Transcribe the records exactly. Pictures do not belong in the transcription.

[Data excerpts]
====
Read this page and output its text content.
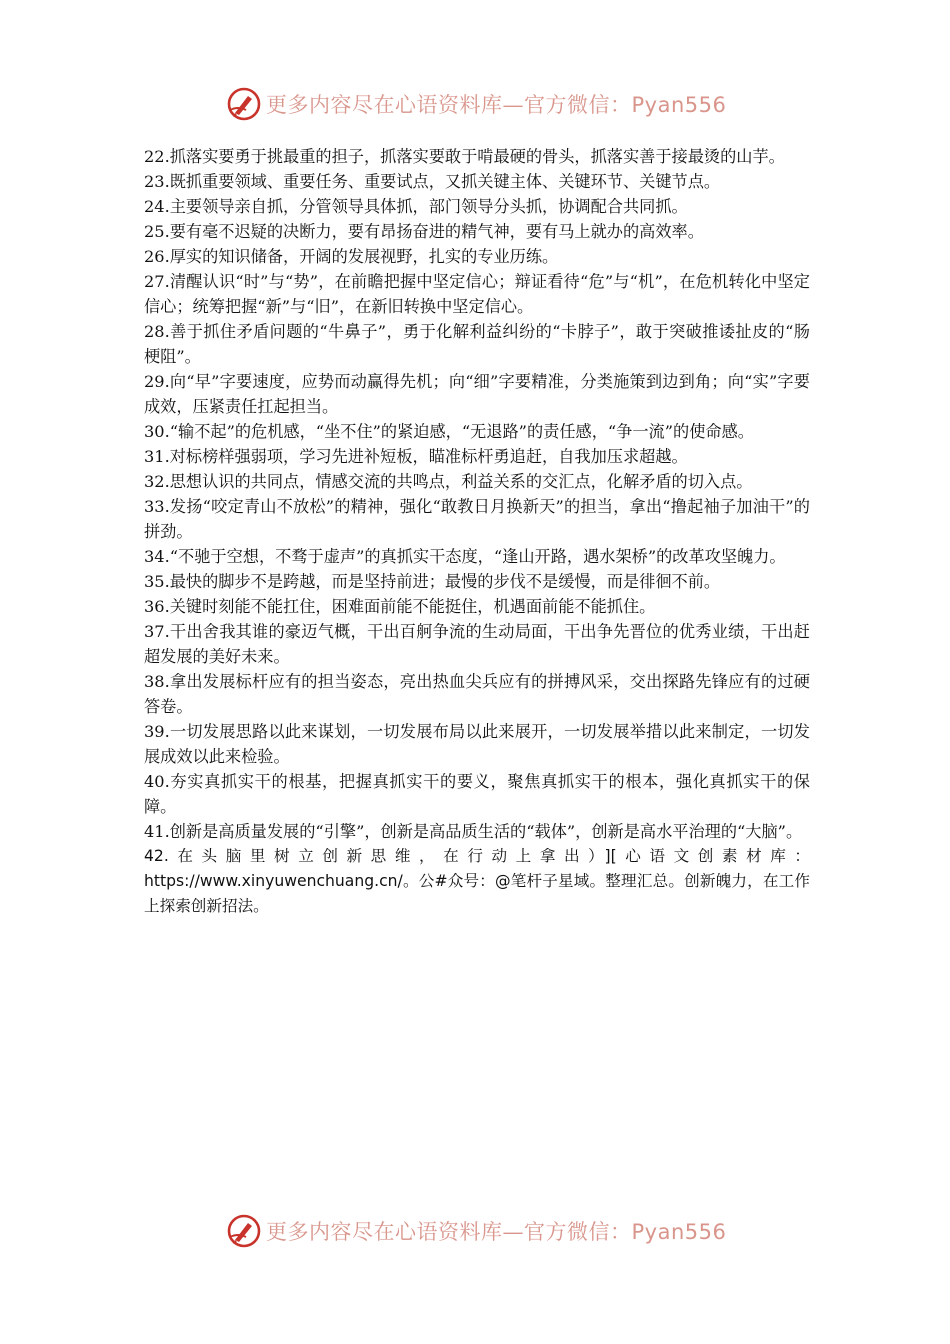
更多内容尽在心语资料库—官方微信：Pyan556

22.抓落实要勇于挑最重的担子，抓落实要敢于啃最硬的骨头，抓落实善于接最烫的山芋。

23.既抓重要领域、重要任务、重要试点，又抓关键主体、关键环节、关键节点。

24.主要领导亲自抓，分管领导具体抓，部门领导分头抓，协调配合共同抓。

25.要有毫不迟疑的决断力，要有昂扬奋进的精气神，要有马上就办的高效率。

26.厚实的知识储备，开阔的发展视野，扎实的专业历练。

27.清醒认识“时”与“势”，在前瞻把握中坚定信心；辩证看待“危”与“机”，在危机转化中坚定信心；统筹把握“新”与“旧”，在新旧转换中坚定信心。

28.善于抓住矛盾问题的“牛鼻子”，勇于化解利益纠纷的“卡脖子”，敢于突破推诿扯皮的“肠梗阻”。

29.向“早”字要速度，应势而动赢得先机；向“细”字要精准，分类施策到边到角；向“实”字要成效，压紧责任扛起担当。

30.“输不起”的危机感，“坐不住”的紧迫感，“无退路”的责任感，“争一流”的使命感。

31.对标榜样强弱项，学习先进补短板，瞄准标杆勇追赶，自我加压求超越。

32.思想认识的共同点，情感交流的共鸣点，利益关系的交汇点，化解矛盾的切入点。

33.发扬“咬定青山不放松”的精神，强化“敢教日月换新天”的担当，拿出“撸起袖子加油干”的拼劲。

34.“不驰于空想，不骛于虚声”的真抓实干态度，“逢山开路，遇水架桥”的改革攻坚魄力。

35.最快的脚步不是跨越，而是坚持前进；最慢的步伐不是缓慢，而是徘徊不前。

36.关键时刻能不能扛住，困难面前能不能挺住，机遇面前能不能抓住。

37.干出舍我其谁的豪迈气概，干出百舸争流的生动局面，干出争先晋位的优秀业绩，干出赶超发展的美好未来。

38.拿出发展标杆应有的担当姿态，亮出热血尖兵应有的拼搏风采，交出探路先锋应有的过硬答卷。

39.一切发展思路以此来谋划，一切发展布局以此来展开，一切发展举措以此来制定，一切发展成效以此来检验。

40.夯实真抓实干的根基，把握真抓实干的要义，聚焦真抓实干的根本，强化真抓实干的保障。

41.创新是高质量发展的“引擎”，创新是高品质生活的“载体”，创新是高水平治理的“大脑”。

42.在头脑里树立创新思维，在行动上拿出）][心语文创素材库：https://www.xinyuwenchuang.cn/。公#众号：@笔杆子星域。整理汇总。创新魄力，在工作上探索创新招法。

更多内容尽在心语资料库—官方微信：Pyan556
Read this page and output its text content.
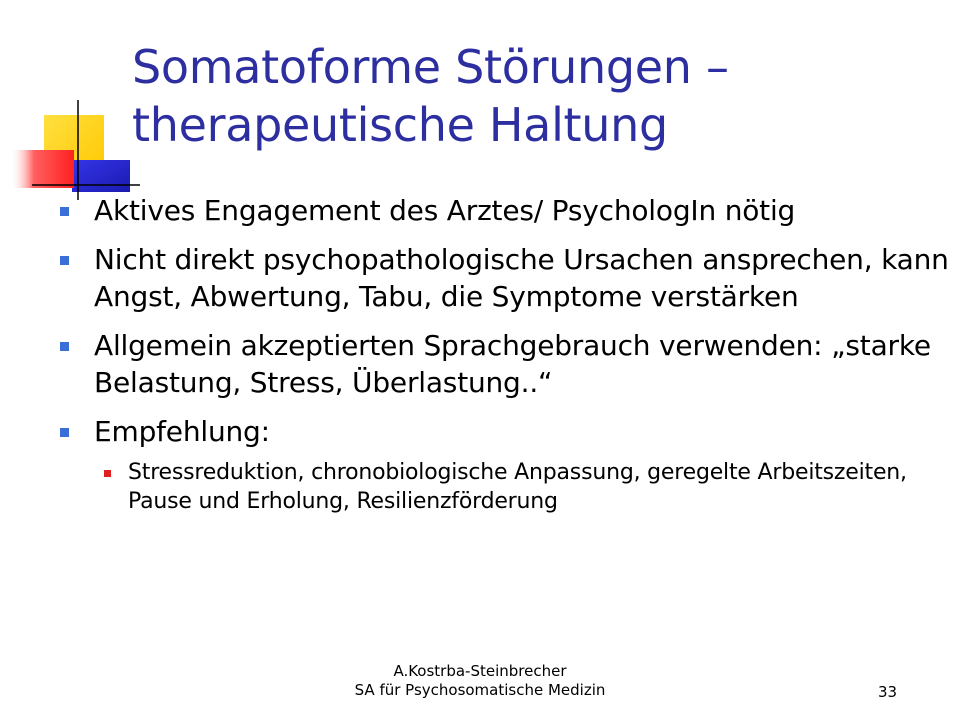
Somatoforme Störungen –
therapeutische Haltung
Aktives Engagement des Arztes/ PsychologIn nötig
Nicht direkt psychopathologische Ursachen ansprechen, kann Angst, Abwertung, Tabu, die Symptome verstärken
Allgemein akzeptierten Sprachgebrauch verwenden: „starke Belastung, Stress, Überlastung..“
Empfehlung:
Stressreduktion, chronobiologische Anpassung, geregelte Arbeitszeiten, Pause und Erholung, Resilienzförderung
A.Kostrba-Steinbrecher
SA für Psychosomatische Medizin	33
====
> **Completed task**:
Read this page and output its text content.
更多内容尽在心语资料库—官方微信：Pyan556

22.抓落实要勇于挑最重的担子，抓落实要敢于啃最硬的骨头，抓落实善于接最烫的山芋。

23.既抓重要领域、重要任务、重要试点，又抓关键主体、关键环节、关键节点。

24.主要领导亲自抓，分管领导具体抓，部门领导分头抓，协调配合共同抓。

25.要有毫不迟疑的决断力，要有昂扬奋进的精气神，要有马上就办的高效率。

26.厚实的知识储备，开阔的发展视野，扎实的专业历练。

27.清醒认识“时”与“势”，在前瞻把握中坚定信心；辩证看待“危”与“机”，在危机转化中坚定信心；统筹把握“新”与“旧”，在新旧转换中坚定信心。

28.善于抓住矛盾问题的“牛鼻子”，勇于化解利益纠纷的“卡脖子”，敢于突破推诿扯皮的“肠梗阻”。

29.向“早”字要速度，应势而动赢得先机；向“细”字要精准，分类施策到边到角；向“实”字要成效，压紧责任扛起担当。

30.“输不起”的危机感，“坐不住”的紧迫感，“无退路”的责任感，“争一流”的使命感。

31.对标榜样强弱项，学习先进补短板，瞄准标杆勇追赶，自我加压求超越。

32.思想认识的共同点，情感交流的共鸣点，利益关系的交汇点，化解矛盾的切入点。

33.发扬“咬定青山不放松”的精神，强化“敢教日月换新天”的担当，拿出“撸起袖子加油干”的拼劲。

34.“不驰于空想，不骛于虚声”的真抓实干态度，“逢山开路，遇水架桥”的改革攻坚魄力。

35.最快的脚步不是跨越，而是坚持前进；最慢的步伐不是缓慢，而是徘徊不前。

36.关键时刻能不能扛住，困难面前能不能挺住，机遇面前能不能抓住。

37.干出舍我其谁的豪迈气概，干出百舸争流的生动局面，干出争先晋位的优秀业绩，干出赶超发展的美好未来。

38.拿出发展标杆应有的担当姿态，亮出热血尖兵应有的拼搏风采，交出探路先锋应有的过硬答卷。

39.一切发展思路以此来谋划，一切发展布局以此来展开，一切发展举措以此来制定，一切发展成效以此来检验。

40.夯实真抓实干的根基，把握真抓实干的要义，聚焦真抓实干的根本，强化真抓实干的保障。

41.创新是高质量发展的“引擎”，创新是高品质生活的“载体”，创新是高水平治理的“大脑”。

42.在头脑里树立创新思维，在行动上拿出）][心语文创素材库：https://www.xinyuwenchuang.cn/。公#众号：@笔杆子星域。整理汇总。创新魄力，在工作上探索创新招法。

更多内容尽在心语资料库—官方微信：Pyan556
Read this page and output its text content.
Somatoforme Störungen –
therapeutische Haltung
Aktives Engagement des Arztes/ PsychologIn nötig
Nicht direkt psychopathologische Ursachen ansprechen, kann Angst, Abwertung, Tabu, die Symptome verstärken
Allgemein akzeptierten Sprachgebrauch verwenden: „starke Belastung, Stress, Überlastung..“
Empfehlung:
Stressreduktion, chronobiologische Anpassung, geregelte Arbeitszeiten, Pause und Erholung, Resilienzförderung
A.Kostrba-Steinbrecher
SA für Psychosomatische Medizin	33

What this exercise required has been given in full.